Pull out every line below containing the word "之间的函数关系式为".

* * * * * * * * *

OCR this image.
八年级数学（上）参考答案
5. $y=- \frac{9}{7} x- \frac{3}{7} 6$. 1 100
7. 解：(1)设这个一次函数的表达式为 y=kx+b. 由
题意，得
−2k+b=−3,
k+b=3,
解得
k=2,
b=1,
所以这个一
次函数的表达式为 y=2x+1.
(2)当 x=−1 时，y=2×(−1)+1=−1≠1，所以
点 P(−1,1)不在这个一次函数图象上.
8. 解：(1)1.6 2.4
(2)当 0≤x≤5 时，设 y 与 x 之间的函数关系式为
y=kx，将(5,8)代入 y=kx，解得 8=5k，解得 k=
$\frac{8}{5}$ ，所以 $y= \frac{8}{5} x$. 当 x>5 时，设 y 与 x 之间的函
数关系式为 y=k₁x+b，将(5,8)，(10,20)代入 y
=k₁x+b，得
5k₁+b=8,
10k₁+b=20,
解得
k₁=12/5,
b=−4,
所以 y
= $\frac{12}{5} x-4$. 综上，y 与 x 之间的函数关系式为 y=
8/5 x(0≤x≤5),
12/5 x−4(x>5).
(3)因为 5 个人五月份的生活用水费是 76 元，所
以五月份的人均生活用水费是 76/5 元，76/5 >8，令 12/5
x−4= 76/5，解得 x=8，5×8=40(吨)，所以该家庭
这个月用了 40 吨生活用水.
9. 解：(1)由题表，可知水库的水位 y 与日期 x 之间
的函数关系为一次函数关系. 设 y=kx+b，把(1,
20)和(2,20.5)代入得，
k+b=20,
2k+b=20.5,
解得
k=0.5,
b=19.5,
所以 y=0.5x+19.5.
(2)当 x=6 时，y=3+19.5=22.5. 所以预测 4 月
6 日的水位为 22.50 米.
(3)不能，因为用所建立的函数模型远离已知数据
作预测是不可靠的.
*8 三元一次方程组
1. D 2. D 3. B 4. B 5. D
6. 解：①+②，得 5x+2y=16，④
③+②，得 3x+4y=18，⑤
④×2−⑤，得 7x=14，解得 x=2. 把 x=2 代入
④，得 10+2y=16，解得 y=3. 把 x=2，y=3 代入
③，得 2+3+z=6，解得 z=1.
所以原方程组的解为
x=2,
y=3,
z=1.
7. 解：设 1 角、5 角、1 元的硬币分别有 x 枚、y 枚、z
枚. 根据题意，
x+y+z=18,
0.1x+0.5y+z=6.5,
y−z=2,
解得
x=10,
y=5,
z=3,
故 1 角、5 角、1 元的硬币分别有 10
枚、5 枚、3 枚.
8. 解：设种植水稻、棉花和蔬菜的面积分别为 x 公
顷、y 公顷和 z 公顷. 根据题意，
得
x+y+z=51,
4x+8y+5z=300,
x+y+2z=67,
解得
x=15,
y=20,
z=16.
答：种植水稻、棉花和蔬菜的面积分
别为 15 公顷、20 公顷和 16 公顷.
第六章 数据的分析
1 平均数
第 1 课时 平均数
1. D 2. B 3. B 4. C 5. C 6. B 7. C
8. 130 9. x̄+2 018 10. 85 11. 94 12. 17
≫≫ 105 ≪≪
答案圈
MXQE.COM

* * * * * * * * *

# WRITTEN RESPONSE
(2)当 0≤x≤5 时，设 y 与 x 之间的函数关系式为
= $\frac{12}{5} x-4$. 综上，y 与 x 之间的函数关系式为 y=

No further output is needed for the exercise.